Records to process -
%%

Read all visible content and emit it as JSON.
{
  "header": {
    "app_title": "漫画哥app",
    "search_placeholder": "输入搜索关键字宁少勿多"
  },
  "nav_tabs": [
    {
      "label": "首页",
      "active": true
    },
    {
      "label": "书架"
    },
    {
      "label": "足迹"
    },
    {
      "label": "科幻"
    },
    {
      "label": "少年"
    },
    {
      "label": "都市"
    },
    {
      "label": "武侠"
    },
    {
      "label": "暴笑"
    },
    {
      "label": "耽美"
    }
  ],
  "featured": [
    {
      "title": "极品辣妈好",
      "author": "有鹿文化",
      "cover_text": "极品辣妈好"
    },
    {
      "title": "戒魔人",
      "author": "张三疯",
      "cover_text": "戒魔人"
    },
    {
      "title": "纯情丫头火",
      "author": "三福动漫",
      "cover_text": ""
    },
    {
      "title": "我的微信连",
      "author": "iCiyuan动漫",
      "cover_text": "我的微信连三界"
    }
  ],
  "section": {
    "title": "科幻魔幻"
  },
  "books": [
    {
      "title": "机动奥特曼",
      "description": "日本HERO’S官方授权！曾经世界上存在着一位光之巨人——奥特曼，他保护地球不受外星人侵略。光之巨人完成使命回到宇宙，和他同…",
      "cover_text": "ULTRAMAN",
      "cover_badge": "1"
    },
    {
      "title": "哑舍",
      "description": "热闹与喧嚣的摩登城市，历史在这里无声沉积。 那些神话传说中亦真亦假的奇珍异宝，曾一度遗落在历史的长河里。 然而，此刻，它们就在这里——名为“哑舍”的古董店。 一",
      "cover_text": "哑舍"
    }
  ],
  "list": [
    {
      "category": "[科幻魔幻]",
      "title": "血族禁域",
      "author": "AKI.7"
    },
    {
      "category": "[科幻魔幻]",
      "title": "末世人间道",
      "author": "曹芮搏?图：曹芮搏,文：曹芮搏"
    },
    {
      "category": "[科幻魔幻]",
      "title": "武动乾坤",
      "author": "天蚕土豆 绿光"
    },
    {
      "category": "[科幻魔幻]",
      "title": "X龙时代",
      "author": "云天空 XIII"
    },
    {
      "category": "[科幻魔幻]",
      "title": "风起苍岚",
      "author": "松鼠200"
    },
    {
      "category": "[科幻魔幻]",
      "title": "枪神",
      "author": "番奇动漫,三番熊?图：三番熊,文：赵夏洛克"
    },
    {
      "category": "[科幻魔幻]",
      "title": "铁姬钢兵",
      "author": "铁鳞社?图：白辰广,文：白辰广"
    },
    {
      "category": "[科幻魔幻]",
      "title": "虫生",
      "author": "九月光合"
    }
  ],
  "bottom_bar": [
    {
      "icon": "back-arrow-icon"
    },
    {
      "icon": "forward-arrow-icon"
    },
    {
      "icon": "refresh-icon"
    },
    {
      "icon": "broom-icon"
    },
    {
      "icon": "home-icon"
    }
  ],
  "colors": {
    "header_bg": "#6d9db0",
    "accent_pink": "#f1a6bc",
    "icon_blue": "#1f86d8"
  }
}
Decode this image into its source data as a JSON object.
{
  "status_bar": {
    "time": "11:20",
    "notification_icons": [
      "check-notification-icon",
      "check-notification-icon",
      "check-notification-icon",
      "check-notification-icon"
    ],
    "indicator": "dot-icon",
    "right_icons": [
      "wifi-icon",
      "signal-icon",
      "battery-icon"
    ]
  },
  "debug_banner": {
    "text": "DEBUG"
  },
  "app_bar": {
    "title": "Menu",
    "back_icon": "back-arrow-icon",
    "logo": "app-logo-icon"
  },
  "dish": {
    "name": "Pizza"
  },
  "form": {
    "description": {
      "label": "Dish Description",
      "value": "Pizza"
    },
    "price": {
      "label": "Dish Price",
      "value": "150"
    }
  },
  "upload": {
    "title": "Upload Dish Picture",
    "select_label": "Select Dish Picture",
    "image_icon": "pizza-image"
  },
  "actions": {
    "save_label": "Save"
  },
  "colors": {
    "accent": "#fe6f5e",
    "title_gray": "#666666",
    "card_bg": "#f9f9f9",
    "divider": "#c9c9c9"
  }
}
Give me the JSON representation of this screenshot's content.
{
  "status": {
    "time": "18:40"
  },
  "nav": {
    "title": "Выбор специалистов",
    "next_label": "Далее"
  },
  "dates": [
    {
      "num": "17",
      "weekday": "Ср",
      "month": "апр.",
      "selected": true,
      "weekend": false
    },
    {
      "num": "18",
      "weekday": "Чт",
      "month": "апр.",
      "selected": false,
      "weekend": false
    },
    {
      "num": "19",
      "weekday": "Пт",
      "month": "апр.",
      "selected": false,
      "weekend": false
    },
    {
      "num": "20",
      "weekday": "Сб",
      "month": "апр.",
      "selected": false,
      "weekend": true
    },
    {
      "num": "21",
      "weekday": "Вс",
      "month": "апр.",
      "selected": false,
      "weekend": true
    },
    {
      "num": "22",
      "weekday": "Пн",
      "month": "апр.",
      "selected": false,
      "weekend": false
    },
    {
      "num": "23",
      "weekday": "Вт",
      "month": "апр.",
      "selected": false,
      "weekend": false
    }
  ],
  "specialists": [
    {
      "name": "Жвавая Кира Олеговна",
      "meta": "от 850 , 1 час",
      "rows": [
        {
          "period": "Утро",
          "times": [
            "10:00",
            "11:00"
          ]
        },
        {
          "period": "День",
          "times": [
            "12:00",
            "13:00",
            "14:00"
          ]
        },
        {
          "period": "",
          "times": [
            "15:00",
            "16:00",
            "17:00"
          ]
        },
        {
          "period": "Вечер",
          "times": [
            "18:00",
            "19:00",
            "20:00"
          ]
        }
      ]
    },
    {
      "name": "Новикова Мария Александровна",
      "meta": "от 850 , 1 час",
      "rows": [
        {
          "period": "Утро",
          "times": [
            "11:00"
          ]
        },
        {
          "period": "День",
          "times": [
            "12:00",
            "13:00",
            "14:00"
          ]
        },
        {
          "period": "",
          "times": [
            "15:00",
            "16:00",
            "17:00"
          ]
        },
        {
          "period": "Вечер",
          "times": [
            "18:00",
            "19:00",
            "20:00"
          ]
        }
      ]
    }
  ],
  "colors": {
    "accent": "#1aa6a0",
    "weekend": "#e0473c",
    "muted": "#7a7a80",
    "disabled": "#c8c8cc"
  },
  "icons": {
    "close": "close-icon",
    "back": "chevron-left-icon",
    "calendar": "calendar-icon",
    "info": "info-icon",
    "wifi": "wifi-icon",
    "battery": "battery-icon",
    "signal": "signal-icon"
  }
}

%%

Problem requirements -
Print the records above exactly as they appear.

Solution -
Read all visible content and emit it as JSON.
{
  "header": {
    "app_title": "漫画哥app",
    "search_placeholder": "输入搜索关键字宁少勿多"
  },
  "nav_tabs": [
    {
      "label": "首页",
      "active": true
    },
    {
      "label": "书架"
    },
    {
      "label": "足迹"
    },
    {
      "label": "科幻"
    },
    {
      "label": "少年"
    },
    {
      "label": "都市"
    },
    {
      "label": "武侠"
    },
    {
      "label": "暴笑"
    },
    {
      "label": "耽美"
    }
  ],
  "featured": [
    {
      "title": "极品辣妈好",
      "author": "有鹿文化",
      "cover_text": "极品辣妈好"
    },
    {
      "title": "戒魔人",
      "author": "张三疯",
      "cover_text": "戒魔人"
    },
    {
      "title": "纯情丫头火",
      "author": "三福动漫",
      "cover_text": ""
    },
    {
      "title": "我的微信连",
      "author": "iCiyuan动漫",
      "cover_text": "我的微信连三界"
    }
  ],
  "section": {
    "title": "科幻魔幻"
  },
  "books": [
    {
      "title": "机动奥特曼",
      "description": "日本HERO’S官方授权！曾经世界上存在着一位光之巨人——奥特曼，他保护地球不受外星人侵略。光之巨人完成使命回到宇宙，和他同…",
      "cover_text": "ULTRAMAN",
      "cover_badge": "1"
    },
    {
      "title": "哑舍",
      "description": "热闹与喧嚣的摩登城市，历史在这里无声沉积。 那些神话传说中亦真亦假的奇珍异宝，曾一度遗落在历史的长河里。 然而，此刻，它们就在这里——名为“哑舍”的古董店。 一",
      "cover_text": "哑舍"
    }
  ],
  "list": [
    {
      "category": "[科幻魔幻]",
      "title": "血族禁域",
      "author": "AKI.7"
    },
    {
      "category": "[科幻魔幻]",
      "title": "末世人间道",
      "author": "曹芮搏?图：曹芮搏,文：曹芮搏"
    },
    {
      "category": "[科幻魔幻]",
      "title": "武动乾坤",
      "author": "天蚕土豆 绿光"
    },
    {
      "category": "[科幻魔幻]",
      "title": "X龙时代",
      "author": "云天空 XIII"
    },
    {
      "category": "[科幻魔幻]",
      "title": "风起苍岚",
      "author": "松鼠200"
    },
    {
      "category": "[科幻魔幻]",
      "title": "枪神",
      "author": "番奇动漫,三番熊?图：三番熊,文：赵夏洛克"
    },
    {
      "category": "[科幻魔幻]",
      "title": "铁姬钢兵",
      "author": "铁鳞社?图：白辰广,文：白辰广"
    },
    {
      "category": "[科幻魔幻]",
      "title": "虫生",
      "author": "九月光合"
    }
  ],
  "bottom_bar": [
    {
      "icon": "back-arrow-icon"
    },
    {
      "icon": "forward-arrow-icon"
    },
    {
      "icon": "refresh-icon"
    },
    {
      "icon": "broom-icon"
    },
    {
      "icon": "home-icon"
    }
  ],
  "colors": {
    "header_bg": "#6d9db0",
    "accent_pink": "#f1a6bc",
    "icon_blue": "#1f86d8"
  }
}
Decode this image into its source data as a JSON object.
{
  "status_bar": {
    "time": "11:20",
    "notification_icons": [
      "check-notification-icon",
      "check-notification-icon",
      "check-notification-icon",
      "check-notification-icon"
    ],
    "indicator": "dot-icon",
    "right_icons": [
      "wifi-icon",
      "signal-icon",
      "battery-icon"
    ]
  },
  "debug_banner": {
    "text": "DEBUG"
  },
  "app_bar": {
    "title": "Menu",
    "back_icon": "back-arrow-icon",
    "logo": "app-logo-icon"
  },
  "dish": {
    "name": "Pizza"
  },
  "form": {
    "description": {
      "label": "Dish Description",
      "value": "Pizza"
    },
    "price": {
      "label": "Dish Price",
      "value": "150"
    }
  },
  "upload": {
    "title": "Upload Dish Picture",
    "select_label": "Select Dish Picture",
    "image_icon": "pizza-image"
  },
  "actions": {
    "save_label": "Save"
  },
  "colors": {
    "accent": "#fe6f5e",
    "title_gray": "#666666",
    "card_bg": "#f9f9f9",
    "divider": "#c9c9c9"
  }
}
Give me the JSON representation of this screenshot's content.
{
  "status": {
    "time": "18:40"
  },
  "nav": {
    "title": "Выбор специалистов",
    "next_label": "Далее"
  },
  "dates": [
    {
      "num": "17",
      "weekday": "Ср",
      "month": "апр.",
      "selected": true,
      "weekend": false
    },
    {
      "num": "18",
      "weekday": "Чт",
      "month": "апр.",
      "selected": false,
      "weekend": false
    },
    {
      "num": "19",
      "weekday": "Пт",
      "month": "апр.",
      "selected": false,
      "weekend": false
    },
    {
      "num": "20",
      "weekday": "Сб",
      "month": "апр.",
      "selected": false,
      "weekend": true
    },
    {
      "num": "21",
      "weekday": "Вс",
      "month": "апр.",
      "selected": false,
      "weekend": true
    },
    {
      "num": "22",
      "weekday": "Пн",
      "month": "апр.",
      "selected": false,
      "weekend": false
    },
    {
      "num": "23",
      "weekday": "Вт",
      "month": "апр.",
      "selected": false,
      "weekend": false
    }
  ],
  "specialists": [
    {
      "name": "Жвавая Кира Олеговна",
      "meta": "от 850 , 1 час",
      "rows": [
        {
          "period": "Утро",
          "times": [
            "10:00",
            "11:00"
          ]
        },
        {
          "period": "День",
          "times": [
            "12:00",
            "13:00",
            "14:00"
          ]
        },
        {
          "period": "",
          "times": [
            "15:00",
            "16:00",
            "17:00"
          ]
        },
        {
          "period": "Вечер",
          "times": [
            "18:00",
            "19:00",
            "20:00"
          ]
        }
      ]
    },
    {
      "name": "Новикова Мария Александровна",
      "meta": "от 850 , 1 час",
      "rows": [
        {
          "period": "Утро",
          "times": [
            "11:00"
          ]
        },
        {
          "period": "День",
          "times": [
            "12:00",
            "13:00",
            "14:00"
          ]
        },
        {
          "period": "",
          "times": [
            "15:00",
            "16:00",
            "17:00"
          ]
        },
        {
          "period": "Вечер",
          "times": [
            "18:00",
            "19:00",
            "20:00"
          ]
        }
      ]
    }
  ],
  "colors": {
    "accent": "#1aa6a0",
    "weekend": "#e0473c",
    "muted": "#7a7a80",
    "disabled": "#c8c8cc"
  },
  "icons": {
    "close": "close-icon",
    "back": "chevron-left-icon",
    "calendar": "calendar-icon",
    "info": "info-icon",
    "wifi": "wifi-icon",
    "battery": "battery-icon",
    "signal": "signal-icon"
  }
}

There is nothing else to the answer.